Every record below should be written out exactly; pictures stay out.
-*-*-
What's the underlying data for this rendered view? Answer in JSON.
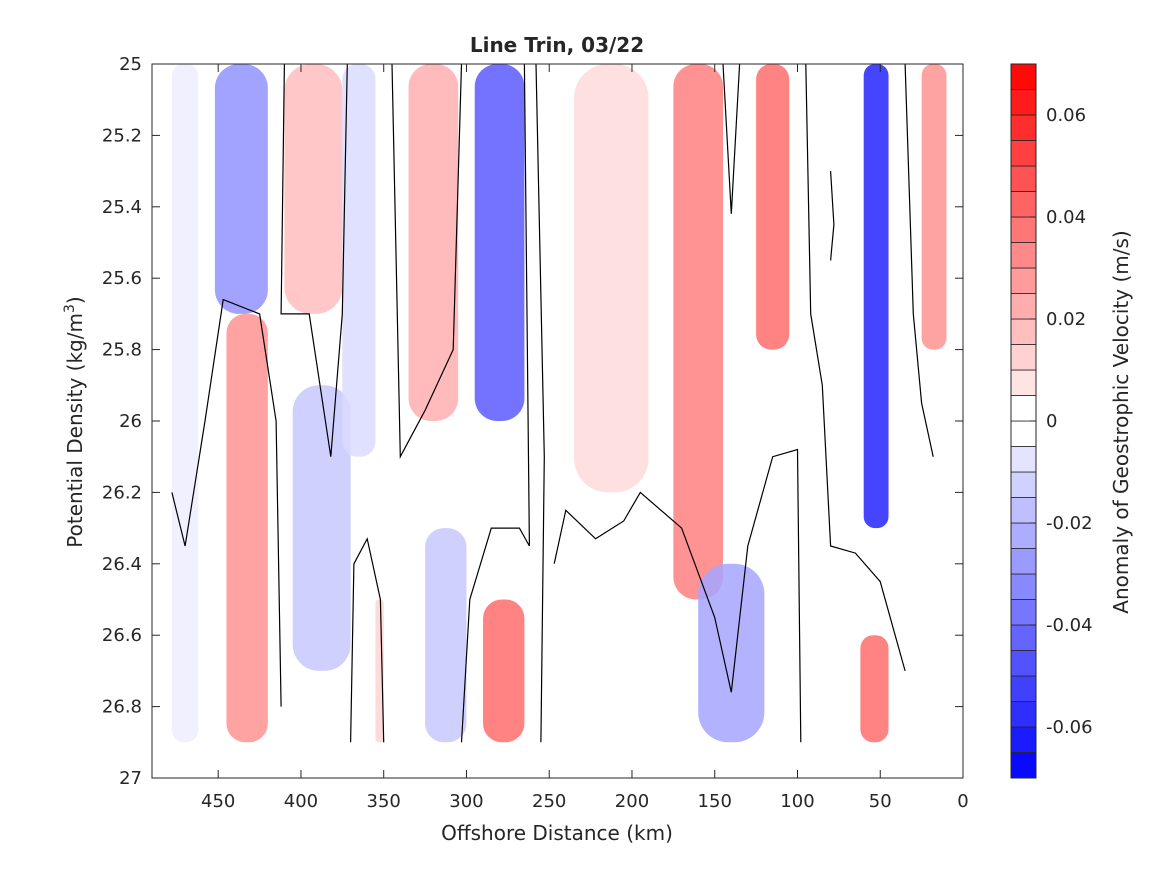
{
  "chart_data": {
    "type": "heatmap",
    "title": "Line Trin, 03/22",
    "xlabel": "Offshore Distance (km)",
    "ylabel": "Potential Density (kg/m",
    "ylabel_sup": "3",
    "ylabel_close": ")",
    "xlim": [
      490,
      0
    ],
    "x_reversed": true,
    "ylim": [
      25,
      27
    ],
    "y_reversed": true,
    "x_ticks": [
      450,
      400,
      350,
      300,
      250,
      200,
      150,
      100,
      50,
      0
    ],
    "y_ticks": [
      "25",
      "25.2",
      "25.4",
      "25.6",
      "25.8",
      "26",
      "26.2",
      "26.4",
      "26.6",
      "26.8",
      "27"
    ],
    "colorbar": {
      "label": "Anomaly of Geostrophic Velocity (m/s)",
      "range": [
        -0.07,
        0.07
      ],
      "levels": 28,
      "ticks": [
        "0.06",
        "0.04",
        "0.02",
        "0",
        "-0.02",
        "-0.04",
        "-0.06"
      ]
    },
    "cells": [
      {
        "x": [
          478,
          462
        ],
        "y": [
          25,
          26.9
        ],
        "v": -0.005
      },
      {
        "x": [
          452,
          420
        ],
        "y": [
          25,
          25.7
        ],
        "v": -0.03
      },
      {
        "x": [
          445,
          420
        ],
        "y": [
          25.7,
          26.9
        ],
        "v": 0.03
      },
      {
        "x": [
          410,
          375
        ],
        "y": [
          25,
          25.7
        ],
        "v": 0.018
      },
      {
        "x": [
          405,
          370
        ],
        "y": [
          25.9,
          26.7
        ],
        "v": -0.015
      },
      {
        "x": [
          375,
          355
        ],
        "y": [
          25,
          26.1
        ],
        "v": -0.01
      },
      {
        "x": [
          355,
          350
        ],
        "y": [
          26.5,
          26.9
        ],
        "v": 0.012
      },
      {
        "x": [
          335,
          305
        ],
        "y": [
          25,
          26.0
        ],
        "v": 0.022
      },
      {
        "x": [
          325,
          300
        ],
        "y": [
          26.3,
          26.9
        ],
        "v": -0.015
      },
      {
        "x": [
          295,
          265
        ],
        "y": [
          25,
          26.0
        ],
        "v": -0.045
      },
      {
        "x": [
          290,
          265
        ],
        "y": [
          26.5,
          26.9
        ],
        "v": 0.04
      },
      {
        "x": [
          235,
          190
        ],
        "y": [
          25,
          26.2
        ],
        "v": 0.01
      },
      {
        "x": [
          175,
          145
        ],
        "y": [
          25,
          26.5
        ],
        "v": 0.035
      },
      {
        "x": [
          160,
          120
        ],
        "y": [
          26.4,
          26.9
        ],
        "v": -0.025
      },
      {
        "x": [
          125,
          105
        ],
        "y": [
          25,
          25.8
        ],
        "v": 0.04
      },
      {
        "x": [
          60,
          45
        ],
        "y": [
          25,
          26.3
        ],
        "v": -0.06
      },
      {
        "x": [
          62,
          45
        ],
        "y": [
          26.6,
          26.9
        ],
        "v": 0.04
      },
      {
        "x": [
          25,
          10
        ],
        "y": [
          25,
          25.8
        ],
        "v": 0.03
      }
    ],
    "zero_contours": [
      [
        [
          478,
          26.2
        ],
        [
          470,
          26.35
        ],
        [
          458,
          26.0
        ],
        [
          447,
          25.66
        ],
        [
          425,
          25.7
        ],
        [
          415,
          26.0
        ],
        [
          412,
          26.8
        ]
      ],
      [
        [
          410,
          25.0
        ],
        [
          412,
          25.7
        ],
        [
          395,
          25.7
        ],
        [
          382,
          26.1
        ],
        [
          375,
          25.7
        ],
        [
          372,
          25.0
        ]
      ],
      [
        [
          370,
          26.9
        ],
        [
          368,
          26.4
        ],
        [
          360,
          26.33
        ],
        [
          352,
          26.5
        ],
        [
          350,
          26.9
        ]
      ],
      [
        [
          345,
          25.0
        ],
        [
          340,
          26.1
        ],
        [
          325,
          25.97
        ],
        [
          308,
          25.8
        ],
        [
          303,
          25.0
        ]
      ],
      [
        [
          303,
          26.9
        ],
        [
          298,
          26.5
        ],
        [
          285,
          26.3
        ],
        [
          268,
          26.3
        ],
        [
          262,
          26.35
        ],
        [
          265,
          25.0
        ]
      ],
      [
        [
          258,
          25.0
        ],
        [
          253,
          26.1
        ],
        [
          255,
          26.9
        ]
      ],
      [
        [
          247,
          26.4
        ],
        [
          240,
          26.25
        ],
        [
          222,
          26.33
        ],
        [
          205,
          26.28
        ],
        [
          195,
          26.2
        ],
        [
          170,
          26.3
        ],
        [
          150,
          26.55
        ],
        [
          140,
          26.76
        ],
        [
          130,
          26.35
        ],
        [
          115,
          26.1
        ],
        [
          100,
          26.08
        ],
        [
          98,
          26.9
        ]
      ],
      [
        [
          145,
          25.0
        ],
        [
          140,
          25.42
        ],
        [
          135,
          25.0
        ]
      ],
      [
        [
          95,
          25.0
        ],
        [
          92,
          25.7
        ],
        [
          85,
          25.9
        ],
        [
          80,
          26.35
        ],
        [
          65,
          26.37
        ],
        [
          50,
          26.45
        ],
        [
          35,
          26.7
        ]
      ],
      [
        [
          35,
          25.0
        ],
        [
          30,
          25.7
        ],
        [
          25,
          25.95
        ],
        [
          18,
          26.1
        ]
      ],
      [
        [
          80,
          25.3
        ],
        [
          78,
          25.45
        ],
        [
          80,
          25.55
        ]
      ]
    ]
  }
}
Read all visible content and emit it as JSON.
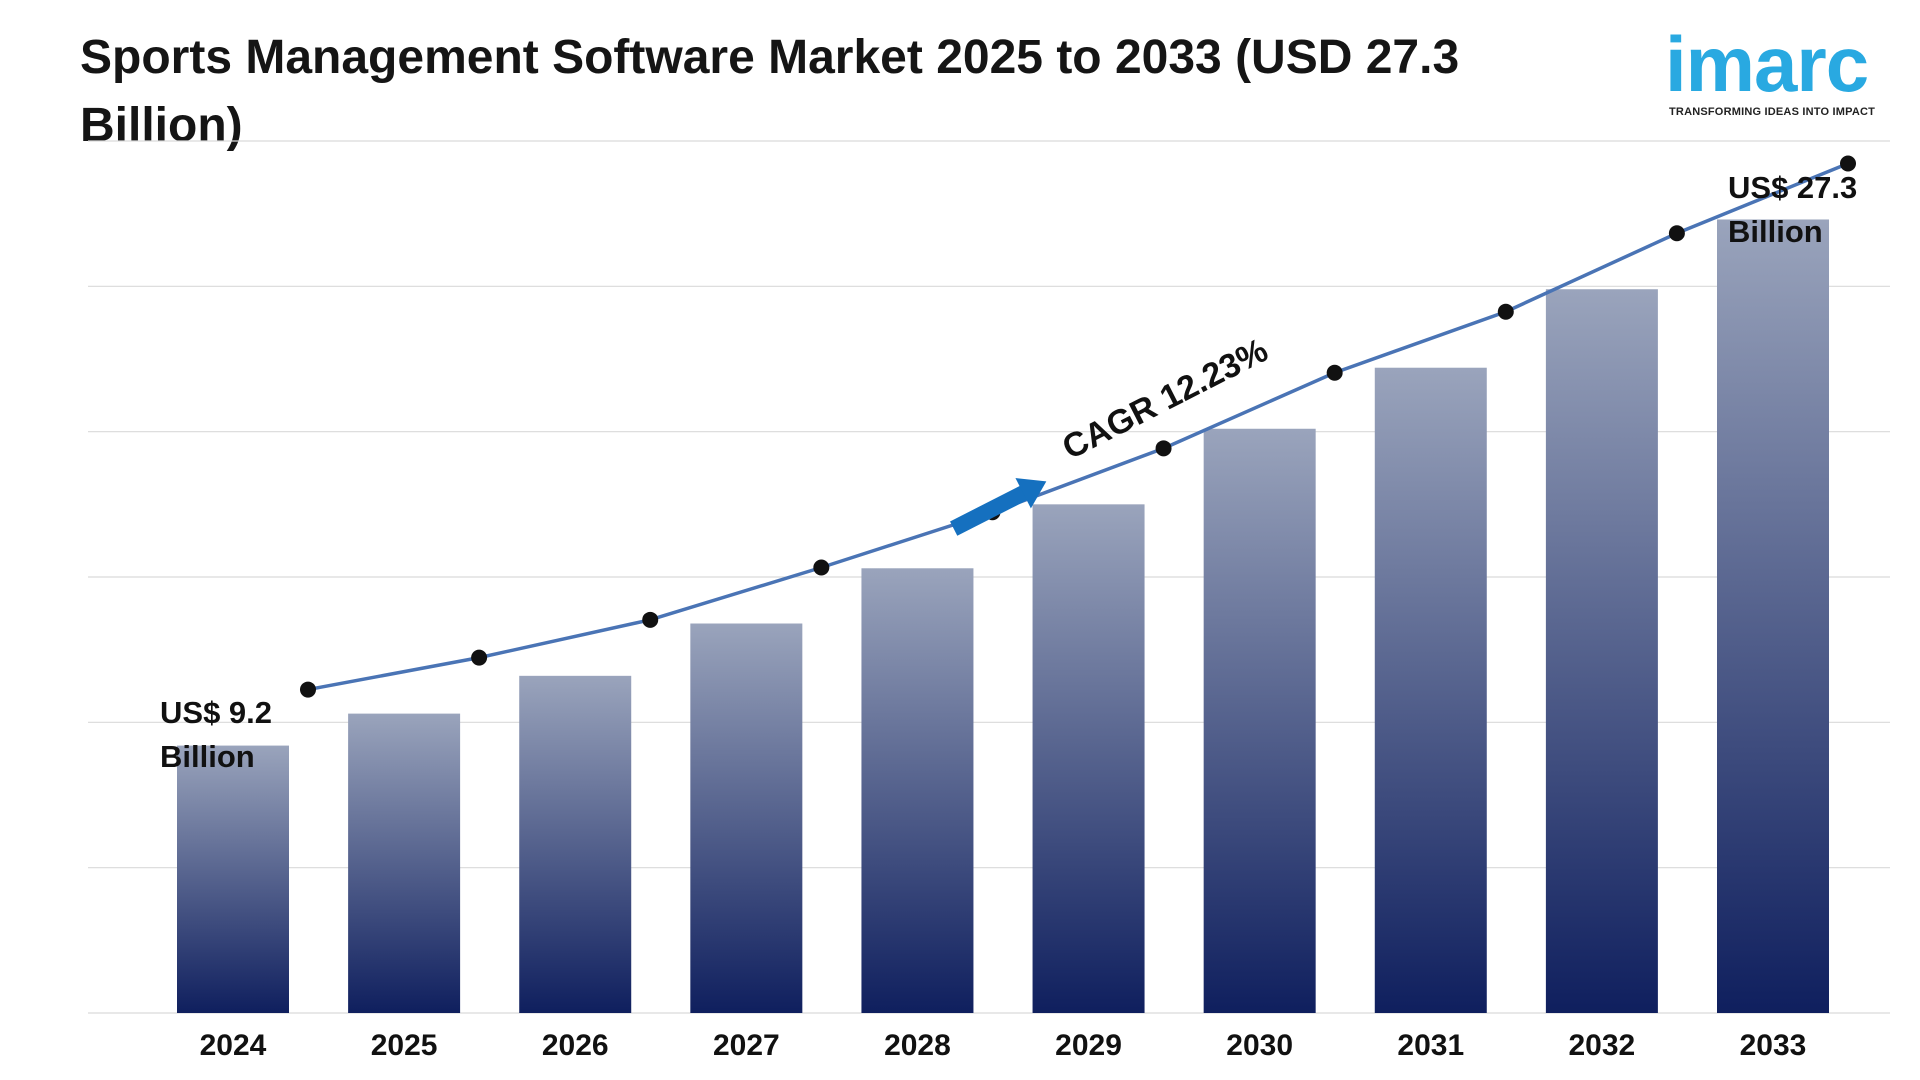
{
  "title": "Sports Management Software Market 2025 to 2033 (USD 27.3 Billion)",
  "logo": {
    "word": "imarc",
    "tagline": "TRANSFORMING IDEAS INTO IMPACT"
  },
  "colors": {
    "bar_top": "#9aa4bc",
    "bar_bottom": "#0f1f5e",
    "line": "#4a74b5",
    "marker": "#111111",
    "arrow": "#1570bf",
    "grid": "#d9d9d9",
    "logo": "#29a9e1"
  },
  "annotations": {
    "start_value": "US$ 9.2",
    "start_unit": "Billion",
    "end_value": "US$ 27.3",
    "end_unit": "Billion",
    "cagr": "CAGR 12.23%"
  },
  "chart_data": {
    "type": "bar",
    "categories": [
      "2024",
      "2025",
      "2026",
      "2027",
      "2028",
      "2029",
      "2030",
      "2031",
      "2032",
      "2033"
    ],
    "values": [
      9.2,
      10.3,
      11.6,
      13.4,
      15.3,
      17.5,
      20.1,
      22.2,
      24.9,
      27.3
    ],
    "trend_line": true,
    "ylim": [
      0,
      30
    ],
    "grid": true,
    "title": "Sports Management Software Market 2025 to 2033 (USD 27.3 Billion)",
    "xlabel": "",
    "ylabel": ""
  }
}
-*-*-
EXERCISE RESULT
What's the underlying data for this rendered view? Answer in JSON.
{
  "chart_data": {
    "type": "heatmap",
    "title": "Line Trin, 03/22",
    "xlabel": "Offshore Distance (km)",
    "ylabel": "Potential Density (kg/m",
    "ylabel_sup": "3",
    "ylabel_close": ")",
    "xlim": [
      490,
      0
    ],
    "x_reversed": true,
    "ylim": [
      25,
      27
    ],
    "y_reversed": true,
    "x_ticks": [
      450,
      400,
      350,
      300,
      250,
      200,
      150,
      100,
      50,
      0
    ],
    "y_ticks": [
      "25",
      "25.2",
      "25.4",
      "25.6",
      "25.8",
      "26",
      "26.2",
      "26.4",
      "26.6",
      "26.8",
      "27"
    ],
    "colorbar": {
      "label": "Anomaly of Geostrophic Velocity (m/s)",
      "range": [
        -0.07,
        0.07
      ],
      "levels": 28,
      "ticks": [
        "0.06",
        "0.04",
        "0.02",
        "0",
        "-0.02",
        "-0.04",
        "-0.06"
      ]
    },
    "cells": [
      {
        "x": [
          478,
          462
        ],
        "y": [
          25,
          26.9
        ],
        "v": -0.005
      },
      {
        "x": [
          452,
          420
        ],
        "y": [
          25,
          25.7
        ],
        "v": -0.03
      },
      {
        "x": [
          445,
          420
        ],
        "y": [
          25.7,
          26.9
        ],
        "v": 0.03
      },
      {
        "x": [
          410,
          375
        ],
        "y": [
          25,
          25.7
        ],
        "v": 0.018
      },
      {
        "x": [
          405,
          370
        ],
        "y": [
          25.9,
          26.7
        ],
        "v": -0.015
      },
      {
        "x": [
          375,
          355
        ],
        "y": [
          25,
          26.1
        ],
        "v": -0.01
      },
      {
        "x": [
          355,
          350
        ],
        "y": [
          26.5,
          26.9
        ],
        "v": 0.012
      },
      {
        "x": [
          335,
          305
        ],
        "y": [
          25,
          26.0
        ],
        "v": 0.022
      },
      {
        "x": [
          325,
          300
        ],
        "y": [
          26.3,
          26.9
        ],
        "v": -0.015
      },
      {
        "x": [
          295,
          265
        ],
        "y": [
          25,
          26.0
        ],
        "v": -0.045
      },
      {
        "x": [
          290,
          265
        ],
        "y": [
          26.5,
          26.9
        ],
        "v": 0.04
      },
      {
        "x": [
          235,
          190
        ],
        "y": [
          25,
          26.2
        ],
        "v": 0.01
      },
      {
        "x": [
          175,
          145
        ],
        "y": [
          25,
          26.5
        ],
        "v": 0.035
      },
      {
        "x": [
          160,
          120
        ],
        "y": [
          26.4,
          26.9
        ],
        "v": -0.025
      },
      {
        "x": [
          125,
          105
        ],
        "y": [
          25,
          25.8
        ],
        "v": 0.04
      },
      {
        "x": [
          60,
          45
        ],
        "y": [
          25,
          26.3
        ],
        "v": -0.06
      },
      {
        "x": [
          62,
          45
        ],
        "y": [
          26.6,
          26.9
        ],
        "v": 0.04
      },
      {
        "x": [
          25,
          10
        ],
        "y": [
          25,
          25.8
        ],
        "v": 0.03
      }
    ],
    "zero_contours": [
      [
        [
          478,
          26.2
        ],
        [
          470,
          26.35
        ],
        [
          458,
          26.0
        ],
        [
          447,
          25.66
        ],
        [
          425,
          25.7
        ],
        [
          415,
          26.0
        ],
        [
          412,
          26.8
        ]
      ],
      [
        [
          410,
          25.0
        ],
        [
          412,
          25.7
        ],
        [
          395,
          25.7
        ],
        [
          382,
          26.1
        ],
        [
          375,
          25.7
        ],
        [
          372,
          25.0
        ]
      ],
      [
        [
          370,
          26.9
        ],
        [
          368,
          26.4
        ],
        [
          360,
          26.33
        ],
        [
          352,
          26.5
        ],
        [
          350,
          26.9
        ]
      ],
      [
        [
          345,
          25.0
        ],
        [
          340,
          26.1
        ],
        [
          325,
          25.97
        ],
        [
          308,
          25.8
        ],
        [
          303,
          25.0
        ]
      ],
      [
        [
          303,
          26.9
        ],
        [
          298,
          26.5
        ],
        [
          285,
          26.3
        ],
        [
          268,
          26.3
        ],
        [
          262,
          26.35
        ],
        [
          265,
          25.0
        ]
      ],
      [
        [
          258,
          25.0
        ],
        [
          253,
          26.1
        ],
        [
          255,
          26.9
        ]
      ],
      [
        [
          247,
          26.4
        ],
        [
          240,
          26.25
        ],
        [
          222,
          26.33
        ],
        [
          205,
          26.28
        ],
        [
          195,
          26.2
        ],
        [
          170,
          26.3
        ],
        [
          150,
          26.55
        ],
        [
          140,
          26.76
        ],
        [
          130,
          26.35
        ],
        [
          115,
          26.1
        ],
        [
          100,
          26.08
        ],
        [
          98,
          26.9
        ]
      ],
      [
        [
          145,
          25.0
        ],
        [
          140,
          25.42
        ],
        [
          135,
          25.0
        ]
      ],
      [
        [
          95,
          25.0
        ],
        [
          92,
          25.7
        ],
        [
          85,
          25.9
        ],
        [
          80,
          26.35
        ],
        [
          65,
          26.37
        ],
        [
          50,
          26.45
        ],
        [
          35,
          26.7
        ]
      ],
      [
        [
          35,
          25.0
        ],
        [
          30,
          25.7
        ],
        [
          25,
          25.95
        ],
        [
          18,
          26.1
        ]
      ],
      [
        [
          80,
          25.3
        ],
        [
          78,
          25.45
        ],
        [
          80,
          25.55
        ]
      ]
    ]
  }
}
Read all visible content and emit it as JSON.
{
  "title": "Sports Management Software Market 2025 to 2033 (USD 27.3 Billion)",
  "logo": {
    "word": "imarc",
    "tagline": "TRANSFORMING IDEAS INTO IMPACT"
  },
  "colors": {
    "bar_top": "#9aa4bc",
    "bar_bottom": "#0f1f5e",
    "line": "#4a74b5",
    "marker": "#111111",
    "arrow": "#1570bf",
    "grid": "#d9d9d9",
    "logo": "#29a9e1"
  },
  "annotations": {
    "start_value": "US$ 9.2",
    "start_unit": "Billion",
    "end_value": "US$ 27.3",
    "end_unit": "Billion",
    "cagr": "CAGR 12.23%"
  },
  "chart_data": {
    "type": "bar",
    "categories": [
      "2024",
      "2025",
      "2026",
      "2027",
      "2028",
      "2029",
      "2030",
      "2031",
      "2032",
      "2033"
    ],
    "values": [
      9.2,
      10.3,
      11.6,
      13.4,
      15.3,
      17.5,
      20.1,
      22.2,
      24.9,
      27.3
    ],
    "trend_line": true,
    "ylim": [
      0,
      30
    ],
    "grid": true,
    "title": "Sports Management Software Market 2025 to 2033 (USD 27.3 Billion)",
    "xlabel": "",
    "ylabel": ""
  }
}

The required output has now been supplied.